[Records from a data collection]
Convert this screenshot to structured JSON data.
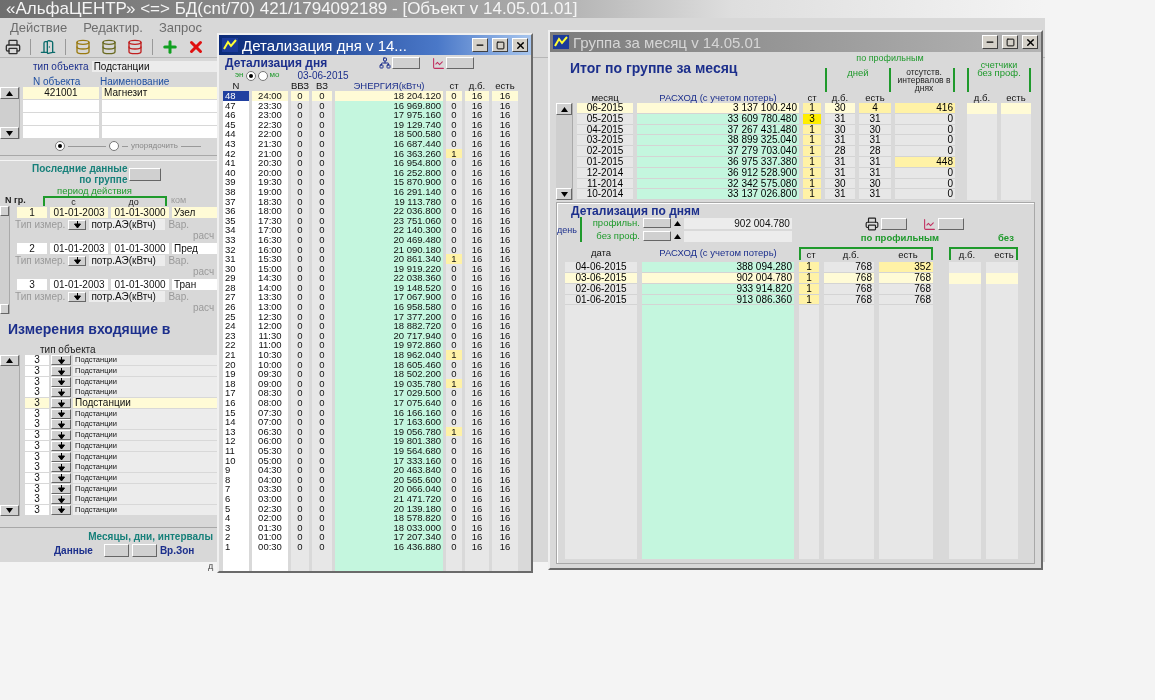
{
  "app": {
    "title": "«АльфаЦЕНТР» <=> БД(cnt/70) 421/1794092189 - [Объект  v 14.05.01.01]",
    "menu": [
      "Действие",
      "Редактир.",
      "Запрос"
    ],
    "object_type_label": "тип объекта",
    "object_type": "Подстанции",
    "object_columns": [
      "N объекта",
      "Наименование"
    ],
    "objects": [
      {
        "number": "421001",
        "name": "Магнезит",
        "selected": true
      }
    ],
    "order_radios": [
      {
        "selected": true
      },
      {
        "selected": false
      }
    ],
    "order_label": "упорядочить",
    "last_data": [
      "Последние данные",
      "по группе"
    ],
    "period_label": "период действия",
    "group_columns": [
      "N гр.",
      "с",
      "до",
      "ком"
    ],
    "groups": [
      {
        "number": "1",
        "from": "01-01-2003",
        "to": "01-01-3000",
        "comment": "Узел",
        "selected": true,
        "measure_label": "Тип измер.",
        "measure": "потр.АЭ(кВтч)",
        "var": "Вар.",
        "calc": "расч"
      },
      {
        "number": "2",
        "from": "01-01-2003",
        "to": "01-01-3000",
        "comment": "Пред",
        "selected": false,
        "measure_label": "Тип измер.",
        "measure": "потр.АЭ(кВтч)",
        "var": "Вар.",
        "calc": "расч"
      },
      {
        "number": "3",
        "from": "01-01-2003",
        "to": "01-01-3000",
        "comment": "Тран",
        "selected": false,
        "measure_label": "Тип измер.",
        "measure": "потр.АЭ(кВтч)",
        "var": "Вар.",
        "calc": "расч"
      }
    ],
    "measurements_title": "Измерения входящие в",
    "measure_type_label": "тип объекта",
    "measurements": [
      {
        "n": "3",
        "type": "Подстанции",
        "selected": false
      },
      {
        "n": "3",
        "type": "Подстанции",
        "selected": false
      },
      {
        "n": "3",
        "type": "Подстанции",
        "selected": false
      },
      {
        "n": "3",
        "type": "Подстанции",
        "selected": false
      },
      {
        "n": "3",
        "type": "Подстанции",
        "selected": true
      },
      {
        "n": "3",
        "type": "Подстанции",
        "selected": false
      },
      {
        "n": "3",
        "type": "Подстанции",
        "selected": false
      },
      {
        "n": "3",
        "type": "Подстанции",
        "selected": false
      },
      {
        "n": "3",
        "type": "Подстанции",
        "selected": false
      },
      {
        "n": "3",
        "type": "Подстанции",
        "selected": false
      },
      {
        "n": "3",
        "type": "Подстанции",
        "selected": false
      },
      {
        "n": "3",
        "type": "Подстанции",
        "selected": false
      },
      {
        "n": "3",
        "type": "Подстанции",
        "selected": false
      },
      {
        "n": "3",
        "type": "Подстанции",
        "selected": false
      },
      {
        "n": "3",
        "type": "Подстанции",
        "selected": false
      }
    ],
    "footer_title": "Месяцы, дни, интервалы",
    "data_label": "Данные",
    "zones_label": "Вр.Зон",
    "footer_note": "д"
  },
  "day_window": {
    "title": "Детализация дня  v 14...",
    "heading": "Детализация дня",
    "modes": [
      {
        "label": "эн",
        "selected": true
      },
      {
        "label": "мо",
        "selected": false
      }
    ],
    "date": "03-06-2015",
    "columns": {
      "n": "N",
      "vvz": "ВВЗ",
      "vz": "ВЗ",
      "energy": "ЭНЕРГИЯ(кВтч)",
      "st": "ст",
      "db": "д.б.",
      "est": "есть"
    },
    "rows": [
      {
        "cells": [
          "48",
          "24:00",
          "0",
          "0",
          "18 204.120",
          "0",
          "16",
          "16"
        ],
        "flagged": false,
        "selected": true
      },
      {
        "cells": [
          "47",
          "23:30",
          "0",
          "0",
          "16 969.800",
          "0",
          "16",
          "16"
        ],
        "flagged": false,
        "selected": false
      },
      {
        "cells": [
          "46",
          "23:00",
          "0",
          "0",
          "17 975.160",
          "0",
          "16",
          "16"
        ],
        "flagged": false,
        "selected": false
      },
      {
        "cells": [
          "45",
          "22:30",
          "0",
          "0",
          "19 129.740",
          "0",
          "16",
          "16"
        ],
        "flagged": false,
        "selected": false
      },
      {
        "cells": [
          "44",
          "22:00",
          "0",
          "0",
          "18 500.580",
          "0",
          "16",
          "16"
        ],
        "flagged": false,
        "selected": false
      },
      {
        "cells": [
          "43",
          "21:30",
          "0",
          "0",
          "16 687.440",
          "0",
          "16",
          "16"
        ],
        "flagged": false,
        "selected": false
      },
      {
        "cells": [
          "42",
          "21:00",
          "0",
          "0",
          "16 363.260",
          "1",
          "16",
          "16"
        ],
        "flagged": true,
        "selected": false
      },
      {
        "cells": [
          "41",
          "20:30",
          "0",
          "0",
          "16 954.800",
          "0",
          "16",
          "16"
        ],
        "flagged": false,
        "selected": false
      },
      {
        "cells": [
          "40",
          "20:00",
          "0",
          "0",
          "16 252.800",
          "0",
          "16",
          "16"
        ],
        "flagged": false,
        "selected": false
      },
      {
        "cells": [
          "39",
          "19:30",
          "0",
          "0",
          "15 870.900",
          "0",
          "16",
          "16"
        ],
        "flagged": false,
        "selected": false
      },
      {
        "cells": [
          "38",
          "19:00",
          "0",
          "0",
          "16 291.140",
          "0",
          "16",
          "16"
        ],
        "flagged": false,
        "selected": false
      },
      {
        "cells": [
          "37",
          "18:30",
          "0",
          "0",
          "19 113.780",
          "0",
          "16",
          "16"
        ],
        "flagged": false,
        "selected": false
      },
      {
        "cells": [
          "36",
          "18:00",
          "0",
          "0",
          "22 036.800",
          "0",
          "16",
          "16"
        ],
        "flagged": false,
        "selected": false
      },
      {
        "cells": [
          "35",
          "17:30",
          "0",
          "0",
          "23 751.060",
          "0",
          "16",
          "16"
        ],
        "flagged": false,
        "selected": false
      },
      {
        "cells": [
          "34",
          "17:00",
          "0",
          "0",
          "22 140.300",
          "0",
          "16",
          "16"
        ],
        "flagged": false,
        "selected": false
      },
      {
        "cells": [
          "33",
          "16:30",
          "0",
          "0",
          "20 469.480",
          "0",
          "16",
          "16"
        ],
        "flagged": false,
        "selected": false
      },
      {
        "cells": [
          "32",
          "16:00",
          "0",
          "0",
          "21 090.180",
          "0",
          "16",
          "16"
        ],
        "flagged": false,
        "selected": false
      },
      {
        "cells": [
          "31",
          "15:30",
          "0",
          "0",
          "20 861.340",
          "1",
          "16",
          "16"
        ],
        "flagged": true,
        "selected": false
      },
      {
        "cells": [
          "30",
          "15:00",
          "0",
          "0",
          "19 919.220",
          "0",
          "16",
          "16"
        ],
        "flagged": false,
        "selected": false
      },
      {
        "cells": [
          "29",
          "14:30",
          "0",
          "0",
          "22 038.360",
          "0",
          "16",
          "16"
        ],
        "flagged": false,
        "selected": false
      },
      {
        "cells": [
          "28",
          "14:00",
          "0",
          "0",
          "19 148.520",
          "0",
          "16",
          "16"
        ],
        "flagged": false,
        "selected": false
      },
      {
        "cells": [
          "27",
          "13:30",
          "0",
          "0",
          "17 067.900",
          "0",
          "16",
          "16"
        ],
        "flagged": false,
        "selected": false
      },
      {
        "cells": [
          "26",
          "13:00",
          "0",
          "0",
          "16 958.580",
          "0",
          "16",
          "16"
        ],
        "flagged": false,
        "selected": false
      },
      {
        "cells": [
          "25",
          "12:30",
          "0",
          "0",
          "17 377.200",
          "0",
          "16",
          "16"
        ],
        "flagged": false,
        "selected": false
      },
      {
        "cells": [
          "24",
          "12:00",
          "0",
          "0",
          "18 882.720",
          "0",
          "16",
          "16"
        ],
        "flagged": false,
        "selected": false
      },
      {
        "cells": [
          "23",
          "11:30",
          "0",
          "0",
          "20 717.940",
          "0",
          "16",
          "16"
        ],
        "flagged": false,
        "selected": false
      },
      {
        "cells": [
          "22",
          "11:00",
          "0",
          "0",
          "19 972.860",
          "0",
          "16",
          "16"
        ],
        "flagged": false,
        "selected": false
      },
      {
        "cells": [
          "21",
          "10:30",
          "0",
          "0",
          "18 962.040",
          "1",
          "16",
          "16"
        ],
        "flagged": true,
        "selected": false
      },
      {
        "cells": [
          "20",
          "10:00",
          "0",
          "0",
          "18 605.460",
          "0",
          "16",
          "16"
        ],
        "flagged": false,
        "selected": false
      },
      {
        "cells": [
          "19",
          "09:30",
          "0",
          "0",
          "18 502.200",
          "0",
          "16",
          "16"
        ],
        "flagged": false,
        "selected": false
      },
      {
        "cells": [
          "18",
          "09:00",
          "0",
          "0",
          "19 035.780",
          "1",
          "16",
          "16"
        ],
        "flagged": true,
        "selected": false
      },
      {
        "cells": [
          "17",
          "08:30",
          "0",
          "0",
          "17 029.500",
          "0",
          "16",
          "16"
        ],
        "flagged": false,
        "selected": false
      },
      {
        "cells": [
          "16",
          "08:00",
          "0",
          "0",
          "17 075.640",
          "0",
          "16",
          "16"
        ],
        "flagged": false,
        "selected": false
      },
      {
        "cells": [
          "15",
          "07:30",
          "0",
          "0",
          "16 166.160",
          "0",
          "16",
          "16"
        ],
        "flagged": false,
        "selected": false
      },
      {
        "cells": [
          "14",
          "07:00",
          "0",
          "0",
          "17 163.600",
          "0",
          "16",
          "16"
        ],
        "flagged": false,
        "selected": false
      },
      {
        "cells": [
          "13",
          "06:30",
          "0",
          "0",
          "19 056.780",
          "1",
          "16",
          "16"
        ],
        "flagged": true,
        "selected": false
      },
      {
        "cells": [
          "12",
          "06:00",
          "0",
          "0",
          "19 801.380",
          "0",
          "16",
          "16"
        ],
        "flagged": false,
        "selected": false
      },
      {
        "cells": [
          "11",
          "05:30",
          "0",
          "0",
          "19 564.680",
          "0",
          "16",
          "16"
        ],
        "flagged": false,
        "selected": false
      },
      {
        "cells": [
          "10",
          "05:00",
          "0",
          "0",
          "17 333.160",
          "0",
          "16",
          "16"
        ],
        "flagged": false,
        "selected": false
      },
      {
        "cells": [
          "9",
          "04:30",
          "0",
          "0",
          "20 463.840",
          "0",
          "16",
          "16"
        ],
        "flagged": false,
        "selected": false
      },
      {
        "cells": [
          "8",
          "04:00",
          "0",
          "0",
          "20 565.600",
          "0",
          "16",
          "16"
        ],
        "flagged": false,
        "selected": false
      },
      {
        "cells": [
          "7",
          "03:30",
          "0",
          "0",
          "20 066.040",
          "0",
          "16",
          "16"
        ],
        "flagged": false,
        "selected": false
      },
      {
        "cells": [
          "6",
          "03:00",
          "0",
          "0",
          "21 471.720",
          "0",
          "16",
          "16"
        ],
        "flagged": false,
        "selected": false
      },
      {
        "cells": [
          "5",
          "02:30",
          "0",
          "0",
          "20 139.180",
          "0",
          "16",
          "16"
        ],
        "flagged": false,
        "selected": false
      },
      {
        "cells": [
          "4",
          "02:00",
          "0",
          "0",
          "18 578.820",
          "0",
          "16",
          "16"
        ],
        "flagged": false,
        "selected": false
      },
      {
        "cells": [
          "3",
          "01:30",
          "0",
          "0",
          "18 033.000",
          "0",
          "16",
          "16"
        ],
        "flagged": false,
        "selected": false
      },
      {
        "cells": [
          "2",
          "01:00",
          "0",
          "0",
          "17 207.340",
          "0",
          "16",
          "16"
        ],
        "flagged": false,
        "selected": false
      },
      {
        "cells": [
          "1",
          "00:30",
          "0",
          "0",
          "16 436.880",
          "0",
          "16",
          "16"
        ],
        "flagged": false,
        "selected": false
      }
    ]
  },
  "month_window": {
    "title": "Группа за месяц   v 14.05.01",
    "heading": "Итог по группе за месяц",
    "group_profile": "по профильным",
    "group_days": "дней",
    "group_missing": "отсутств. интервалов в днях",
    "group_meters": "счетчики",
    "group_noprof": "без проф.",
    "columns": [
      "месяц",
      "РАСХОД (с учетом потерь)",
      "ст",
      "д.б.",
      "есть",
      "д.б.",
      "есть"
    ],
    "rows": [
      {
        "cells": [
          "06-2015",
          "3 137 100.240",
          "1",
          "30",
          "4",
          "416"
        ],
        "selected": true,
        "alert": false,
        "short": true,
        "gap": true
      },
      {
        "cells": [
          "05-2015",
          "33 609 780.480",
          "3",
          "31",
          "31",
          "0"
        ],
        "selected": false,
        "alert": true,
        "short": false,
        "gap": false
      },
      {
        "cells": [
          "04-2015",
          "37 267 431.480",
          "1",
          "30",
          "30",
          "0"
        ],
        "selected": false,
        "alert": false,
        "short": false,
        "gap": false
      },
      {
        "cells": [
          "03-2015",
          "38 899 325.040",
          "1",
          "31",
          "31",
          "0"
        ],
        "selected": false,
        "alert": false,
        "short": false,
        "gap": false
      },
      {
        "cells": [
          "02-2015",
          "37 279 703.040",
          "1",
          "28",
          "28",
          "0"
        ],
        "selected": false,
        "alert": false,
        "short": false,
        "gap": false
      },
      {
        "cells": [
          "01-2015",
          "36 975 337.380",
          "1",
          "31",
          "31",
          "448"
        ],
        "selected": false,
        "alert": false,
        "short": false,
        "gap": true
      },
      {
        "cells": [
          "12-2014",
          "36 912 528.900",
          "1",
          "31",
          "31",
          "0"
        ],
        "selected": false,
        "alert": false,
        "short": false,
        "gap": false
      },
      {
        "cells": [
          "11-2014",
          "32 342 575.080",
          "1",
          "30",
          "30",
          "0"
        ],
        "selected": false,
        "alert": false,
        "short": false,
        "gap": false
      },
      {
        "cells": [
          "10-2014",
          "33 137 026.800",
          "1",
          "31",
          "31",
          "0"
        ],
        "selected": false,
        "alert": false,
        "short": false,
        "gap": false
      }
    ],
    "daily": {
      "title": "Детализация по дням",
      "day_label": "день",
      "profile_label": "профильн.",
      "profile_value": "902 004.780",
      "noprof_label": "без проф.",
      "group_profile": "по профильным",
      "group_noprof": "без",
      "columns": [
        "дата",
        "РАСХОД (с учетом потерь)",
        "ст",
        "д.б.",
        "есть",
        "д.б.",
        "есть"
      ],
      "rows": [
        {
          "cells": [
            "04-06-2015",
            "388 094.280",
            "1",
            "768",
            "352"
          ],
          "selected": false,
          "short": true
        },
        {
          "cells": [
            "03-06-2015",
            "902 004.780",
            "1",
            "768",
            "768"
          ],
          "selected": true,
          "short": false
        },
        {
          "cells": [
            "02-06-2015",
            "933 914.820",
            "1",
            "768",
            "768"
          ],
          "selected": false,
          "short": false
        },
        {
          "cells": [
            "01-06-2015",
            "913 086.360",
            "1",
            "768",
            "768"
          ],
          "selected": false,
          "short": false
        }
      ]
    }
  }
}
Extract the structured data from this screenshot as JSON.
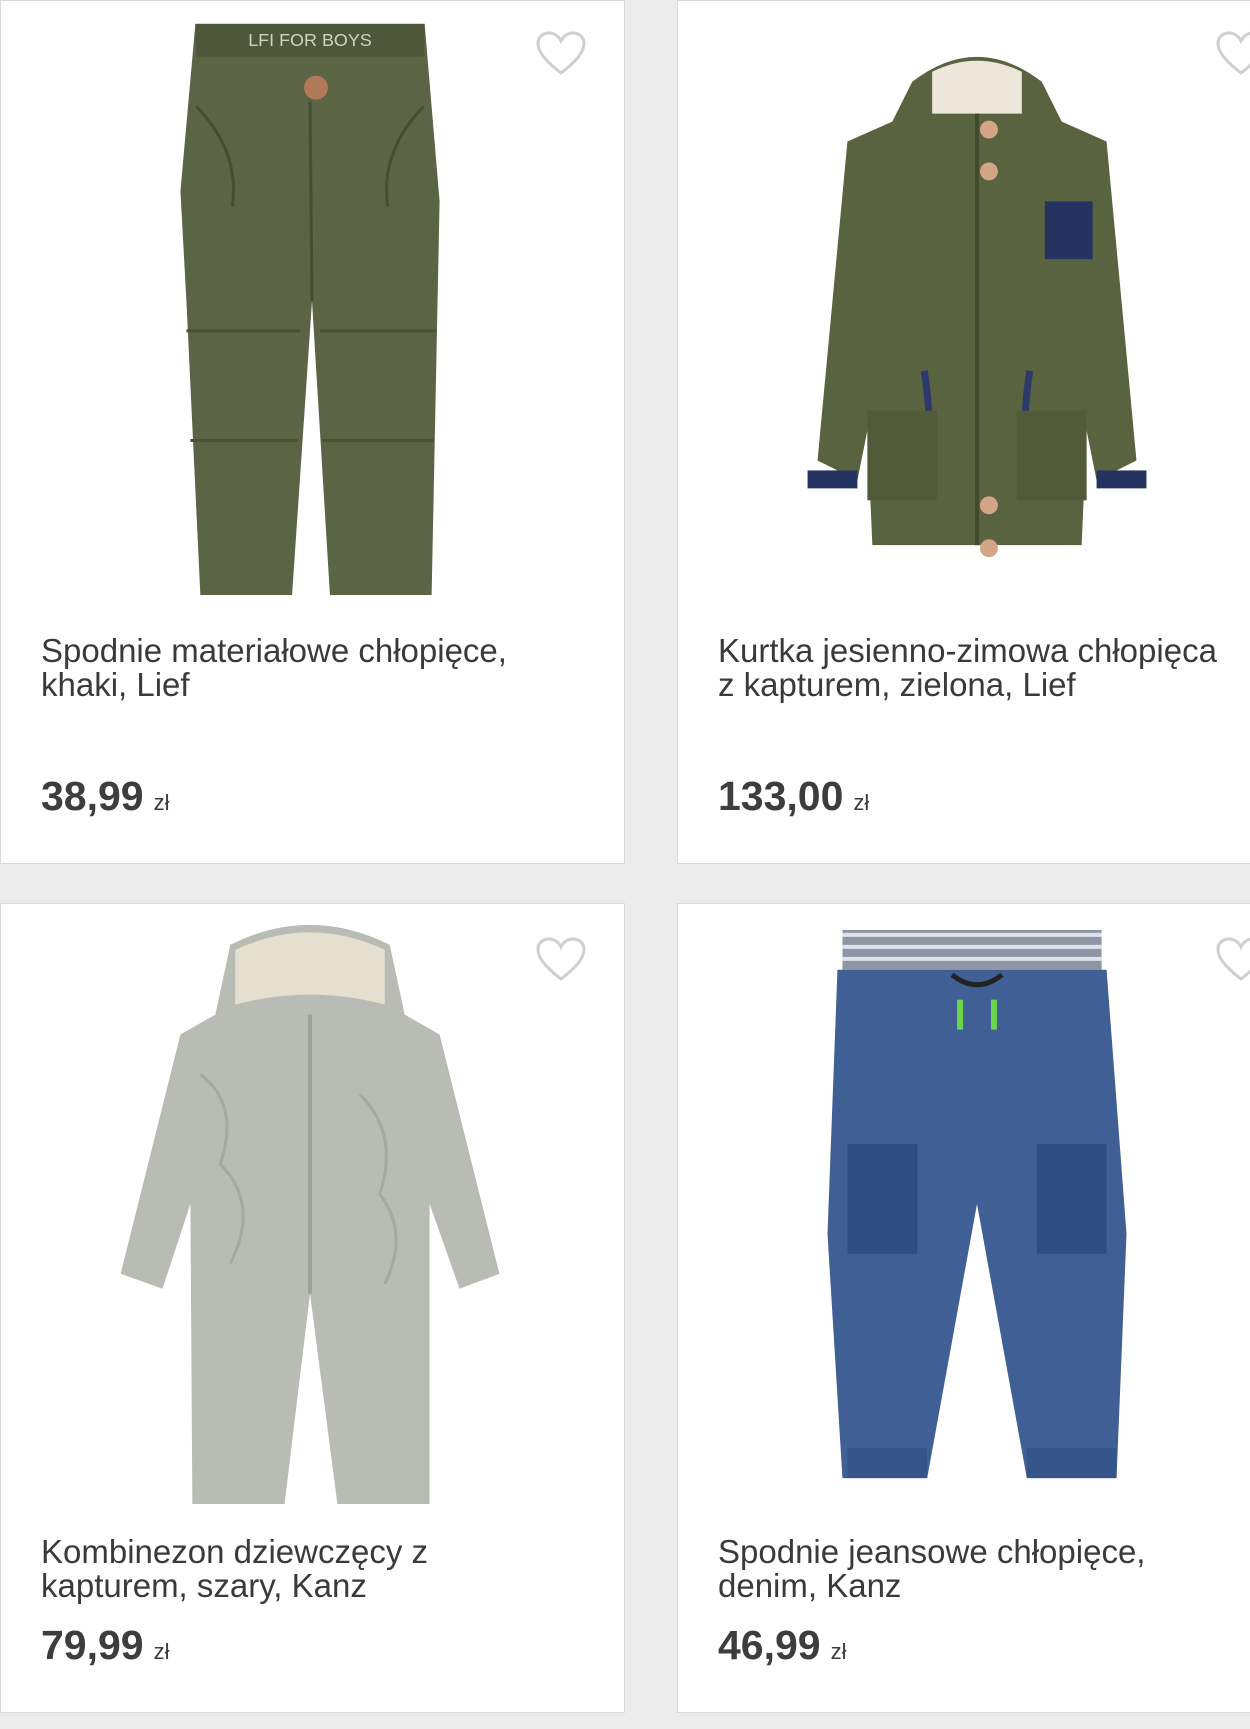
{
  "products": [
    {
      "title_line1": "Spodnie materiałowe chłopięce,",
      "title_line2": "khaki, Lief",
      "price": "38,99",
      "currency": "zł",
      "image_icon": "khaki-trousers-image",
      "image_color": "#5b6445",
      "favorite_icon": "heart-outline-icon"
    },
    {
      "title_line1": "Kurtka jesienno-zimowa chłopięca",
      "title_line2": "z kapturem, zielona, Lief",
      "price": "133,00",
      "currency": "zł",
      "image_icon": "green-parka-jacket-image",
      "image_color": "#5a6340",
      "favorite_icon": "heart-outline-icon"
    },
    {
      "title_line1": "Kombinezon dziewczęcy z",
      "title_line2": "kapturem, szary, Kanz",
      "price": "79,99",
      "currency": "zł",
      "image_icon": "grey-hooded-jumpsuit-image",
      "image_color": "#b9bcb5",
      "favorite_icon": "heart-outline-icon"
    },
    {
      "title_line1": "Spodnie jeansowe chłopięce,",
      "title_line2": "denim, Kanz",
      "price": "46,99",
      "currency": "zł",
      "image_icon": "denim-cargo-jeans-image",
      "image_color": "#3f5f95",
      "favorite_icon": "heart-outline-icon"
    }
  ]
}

** WHAT IS NEEDED **
Copy out every line of the data that includes the word "denim".

** EXPECTED OUTPUT **
      "title_line2": "denim, Kanz",
      "image_icon": "denim-cargo-jeans-image",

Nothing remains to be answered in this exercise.